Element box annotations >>
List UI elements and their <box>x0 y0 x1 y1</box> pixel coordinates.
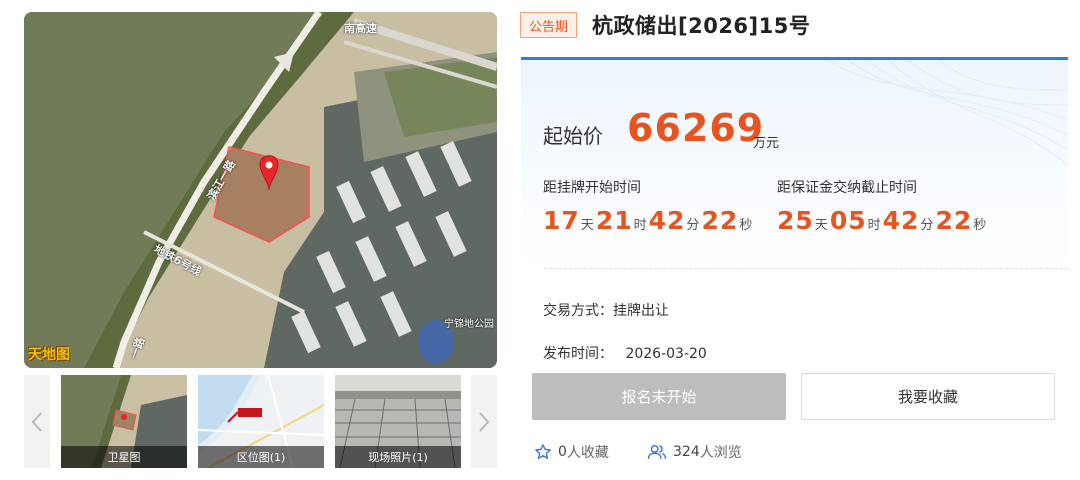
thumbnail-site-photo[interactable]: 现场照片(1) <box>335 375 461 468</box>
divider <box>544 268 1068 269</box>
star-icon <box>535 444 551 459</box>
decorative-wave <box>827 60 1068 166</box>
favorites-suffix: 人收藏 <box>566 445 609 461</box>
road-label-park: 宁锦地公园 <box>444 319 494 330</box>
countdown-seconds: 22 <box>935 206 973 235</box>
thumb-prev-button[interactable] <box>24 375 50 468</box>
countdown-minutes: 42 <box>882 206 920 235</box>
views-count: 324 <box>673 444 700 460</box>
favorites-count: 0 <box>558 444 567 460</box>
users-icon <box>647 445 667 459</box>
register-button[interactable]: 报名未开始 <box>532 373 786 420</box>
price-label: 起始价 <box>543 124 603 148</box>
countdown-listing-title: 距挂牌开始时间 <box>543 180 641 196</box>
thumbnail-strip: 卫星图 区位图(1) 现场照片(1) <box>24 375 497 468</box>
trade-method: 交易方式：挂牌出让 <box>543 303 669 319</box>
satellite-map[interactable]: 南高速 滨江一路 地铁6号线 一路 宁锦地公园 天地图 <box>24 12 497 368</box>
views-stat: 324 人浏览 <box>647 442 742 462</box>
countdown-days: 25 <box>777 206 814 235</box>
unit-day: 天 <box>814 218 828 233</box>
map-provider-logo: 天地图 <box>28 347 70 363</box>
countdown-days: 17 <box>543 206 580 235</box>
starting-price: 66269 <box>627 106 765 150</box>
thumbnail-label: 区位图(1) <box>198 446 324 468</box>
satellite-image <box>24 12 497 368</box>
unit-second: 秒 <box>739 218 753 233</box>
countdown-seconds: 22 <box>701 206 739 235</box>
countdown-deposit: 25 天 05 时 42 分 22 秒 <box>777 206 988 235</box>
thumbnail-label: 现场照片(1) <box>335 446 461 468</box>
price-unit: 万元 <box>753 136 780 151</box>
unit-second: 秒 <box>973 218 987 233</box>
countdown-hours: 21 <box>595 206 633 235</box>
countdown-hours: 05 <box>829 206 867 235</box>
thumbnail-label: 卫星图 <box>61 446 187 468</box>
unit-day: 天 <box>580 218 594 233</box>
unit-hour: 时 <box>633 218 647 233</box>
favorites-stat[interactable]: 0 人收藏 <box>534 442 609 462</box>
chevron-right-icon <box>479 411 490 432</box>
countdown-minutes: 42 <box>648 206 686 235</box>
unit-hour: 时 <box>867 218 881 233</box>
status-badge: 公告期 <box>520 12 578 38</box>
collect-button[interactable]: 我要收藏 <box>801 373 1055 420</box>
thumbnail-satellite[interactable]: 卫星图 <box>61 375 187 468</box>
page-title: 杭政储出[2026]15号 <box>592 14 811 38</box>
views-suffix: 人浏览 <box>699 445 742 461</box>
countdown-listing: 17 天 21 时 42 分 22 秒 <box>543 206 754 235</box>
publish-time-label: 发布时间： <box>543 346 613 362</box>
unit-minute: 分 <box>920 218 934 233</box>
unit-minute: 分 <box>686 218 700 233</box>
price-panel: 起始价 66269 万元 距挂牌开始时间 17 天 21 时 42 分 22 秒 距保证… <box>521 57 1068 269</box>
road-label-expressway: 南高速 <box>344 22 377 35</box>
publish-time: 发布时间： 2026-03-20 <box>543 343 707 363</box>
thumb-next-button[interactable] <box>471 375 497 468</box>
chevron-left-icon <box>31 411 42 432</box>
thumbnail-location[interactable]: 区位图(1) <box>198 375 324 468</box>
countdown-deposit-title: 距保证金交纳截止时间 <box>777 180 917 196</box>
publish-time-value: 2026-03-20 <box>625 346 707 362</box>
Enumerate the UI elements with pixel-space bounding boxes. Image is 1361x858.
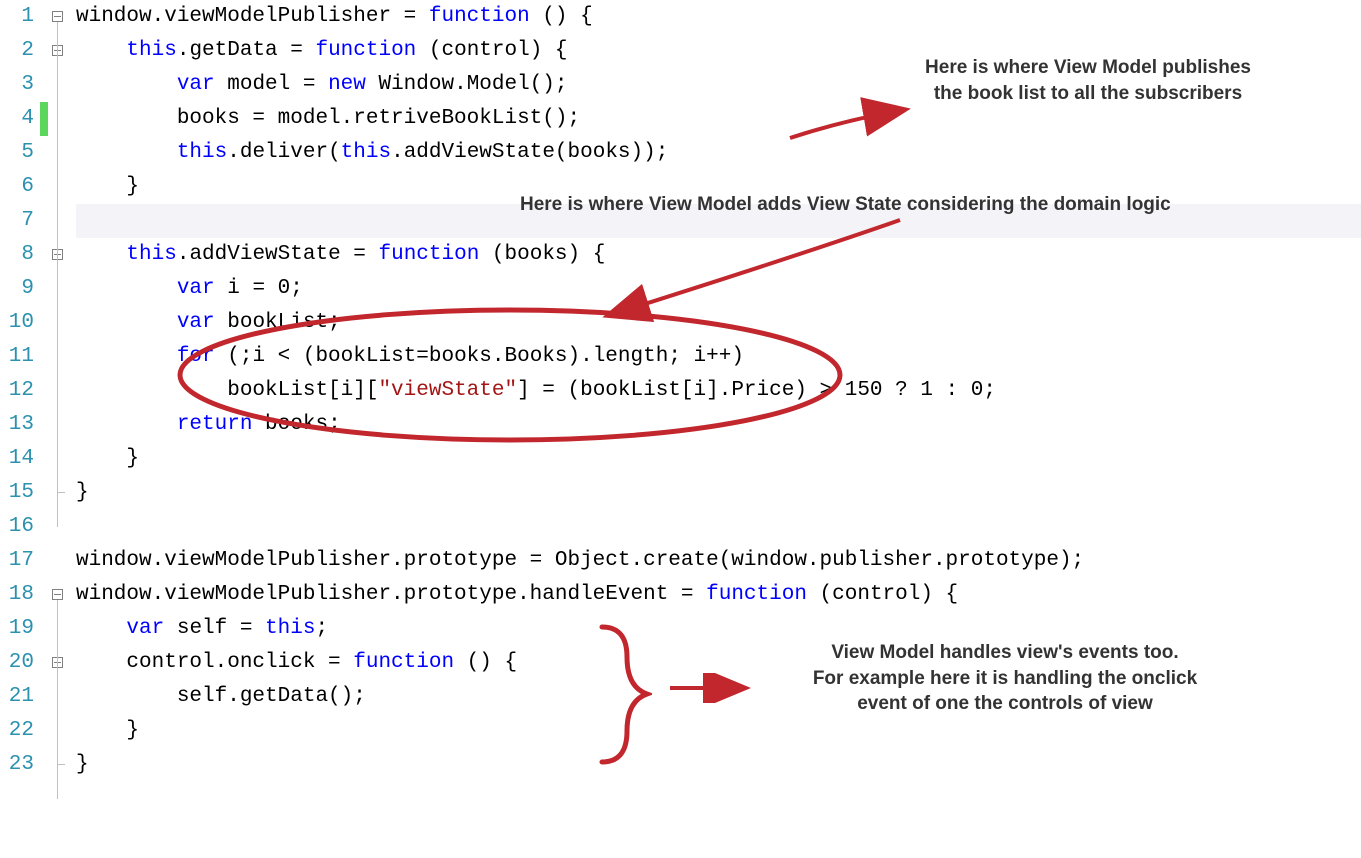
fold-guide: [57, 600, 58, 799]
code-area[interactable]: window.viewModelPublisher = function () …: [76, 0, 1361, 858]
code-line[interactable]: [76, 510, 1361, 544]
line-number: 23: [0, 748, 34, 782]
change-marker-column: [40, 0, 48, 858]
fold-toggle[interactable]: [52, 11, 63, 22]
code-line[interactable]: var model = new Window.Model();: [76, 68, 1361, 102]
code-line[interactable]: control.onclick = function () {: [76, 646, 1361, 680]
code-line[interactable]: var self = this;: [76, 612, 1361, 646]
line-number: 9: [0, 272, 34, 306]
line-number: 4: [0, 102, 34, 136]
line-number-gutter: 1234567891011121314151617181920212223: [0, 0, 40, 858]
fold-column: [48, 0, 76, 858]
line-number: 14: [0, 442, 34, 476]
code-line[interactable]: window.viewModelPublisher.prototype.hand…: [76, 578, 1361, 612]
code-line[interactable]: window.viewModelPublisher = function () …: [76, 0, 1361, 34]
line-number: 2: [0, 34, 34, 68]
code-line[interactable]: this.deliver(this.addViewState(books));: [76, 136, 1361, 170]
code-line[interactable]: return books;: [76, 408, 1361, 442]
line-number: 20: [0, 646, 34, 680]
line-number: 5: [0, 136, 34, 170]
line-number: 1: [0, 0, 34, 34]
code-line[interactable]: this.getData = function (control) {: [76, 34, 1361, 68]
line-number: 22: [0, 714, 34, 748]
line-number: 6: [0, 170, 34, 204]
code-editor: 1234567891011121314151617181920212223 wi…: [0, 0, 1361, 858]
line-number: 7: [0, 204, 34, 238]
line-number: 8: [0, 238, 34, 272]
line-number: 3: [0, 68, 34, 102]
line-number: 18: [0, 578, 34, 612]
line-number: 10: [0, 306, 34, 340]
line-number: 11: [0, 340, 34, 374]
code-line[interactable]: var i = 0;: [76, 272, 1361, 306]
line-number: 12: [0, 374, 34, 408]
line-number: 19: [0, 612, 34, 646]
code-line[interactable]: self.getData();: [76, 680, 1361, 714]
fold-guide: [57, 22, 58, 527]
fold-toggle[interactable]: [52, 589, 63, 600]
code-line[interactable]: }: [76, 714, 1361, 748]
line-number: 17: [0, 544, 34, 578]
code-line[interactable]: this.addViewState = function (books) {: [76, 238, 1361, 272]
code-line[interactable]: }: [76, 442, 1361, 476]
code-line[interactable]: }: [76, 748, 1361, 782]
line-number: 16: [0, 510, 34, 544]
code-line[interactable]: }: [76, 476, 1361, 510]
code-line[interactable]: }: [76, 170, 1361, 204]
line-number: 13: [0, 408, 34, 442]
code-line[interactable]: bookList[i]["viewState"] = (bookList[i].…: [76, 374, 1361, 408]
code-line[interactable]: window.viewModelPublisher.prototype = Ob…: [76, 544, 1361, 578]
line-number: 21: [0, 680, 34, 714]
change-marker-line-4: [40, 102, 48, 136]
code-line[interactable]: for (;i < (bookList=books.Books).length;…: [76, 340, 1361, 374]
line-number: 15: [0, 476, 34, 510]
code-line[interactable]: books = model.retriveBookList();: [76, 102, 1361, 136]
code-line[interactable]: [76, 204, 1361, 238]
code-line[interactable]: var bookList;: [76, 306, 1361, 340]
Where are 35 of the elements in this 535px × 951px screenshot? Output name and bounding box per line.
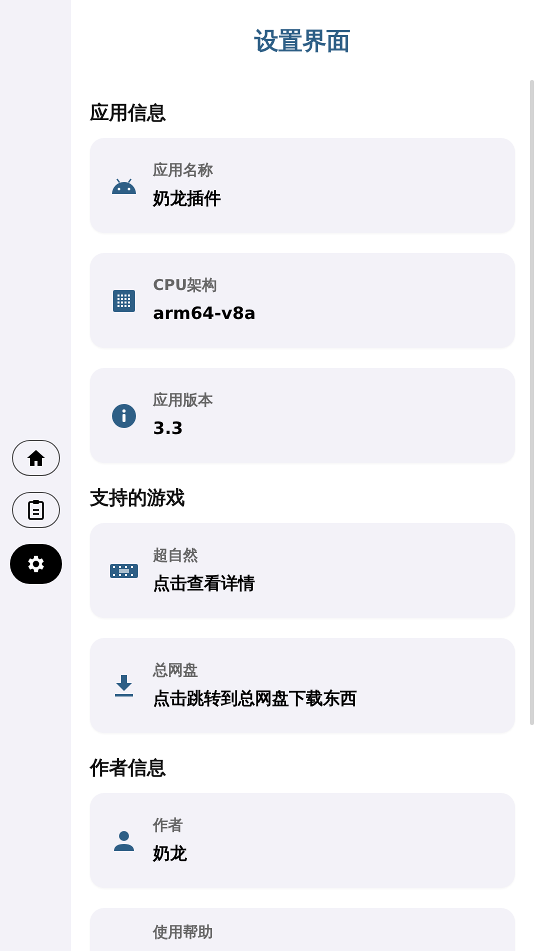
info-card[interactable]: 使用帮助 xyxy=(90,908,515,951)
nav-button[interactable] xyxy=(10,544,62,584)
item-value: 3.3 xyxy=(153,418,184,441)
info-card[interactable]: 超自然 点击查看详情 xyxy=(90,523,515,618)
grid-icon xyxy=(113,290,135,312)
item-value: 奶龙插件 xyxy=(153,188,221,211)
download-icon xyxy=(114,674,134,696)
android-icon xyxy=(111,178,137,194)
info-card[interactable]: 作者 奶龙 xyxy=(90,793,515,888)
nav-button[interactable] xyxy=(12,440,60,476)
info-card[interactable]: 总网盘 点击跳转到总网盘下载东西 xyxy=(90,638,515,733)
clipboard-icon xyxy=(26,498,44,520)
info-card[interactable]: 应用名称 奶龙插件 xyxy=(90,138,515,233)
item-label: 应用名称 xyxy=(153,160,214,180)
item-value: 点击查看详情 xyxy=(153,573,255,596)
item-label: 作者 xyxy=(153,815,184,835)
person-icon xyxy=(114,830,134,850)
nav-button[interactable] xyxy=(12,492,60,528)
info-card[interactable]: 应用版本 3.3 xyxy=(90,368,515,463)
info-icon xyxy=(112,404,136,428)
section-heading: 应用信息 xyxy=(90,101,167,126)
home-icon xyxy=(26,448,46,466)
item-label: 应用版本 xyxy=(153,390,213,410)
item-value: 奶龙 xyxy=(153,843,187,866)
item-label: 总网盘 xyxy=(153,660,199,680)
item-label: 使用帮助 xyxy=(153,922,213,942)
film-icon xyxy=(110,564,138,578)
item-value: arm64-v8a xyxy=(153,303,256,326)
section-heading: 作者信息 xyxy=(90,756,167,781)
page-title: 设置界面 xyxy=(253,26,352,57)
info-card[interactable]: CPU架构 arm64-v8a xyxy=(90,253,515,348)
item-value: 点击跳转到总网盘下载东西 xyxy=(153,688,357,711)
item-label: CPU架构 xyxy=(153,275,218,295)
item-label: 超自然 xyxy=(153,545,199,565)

EXERCISE BRIEF >> Update the listing from the line that has "info-card[interactable]: 使用帮助 xyxy=(90,908,515,951)" through the line that has "nav-button[interactable] xyxy=(12,440,60,476)", changing "info-card" to "detail-card" and leaving everything else as is. Give back only those lines.

OUTPUT FOR THIS TASK >>
detail-card[interactable]: 使用帮助 xyxy=(90,908,515,951)
nav-button[interactable] xyxy=(10,544,62,584)
item-value: 3.3 xyxy=(153,418,184,441)
detail-card[interactable]: 超自然 点击查看详情 xyxy=(90,523,515,618)
grid-icon xyxy=(113,290,135,312)
item-value: 奶龙插件 xyxy=(153,188,221,211)
download-icon xyxy=(114,674,134,696)
android-icon xyxy=(111,178,137,194)
detail-card[interactable]: 作者 奶龙 xyxy=(90,793,515,888)
nav-button[interactable] xyxy=(12,440,60,476)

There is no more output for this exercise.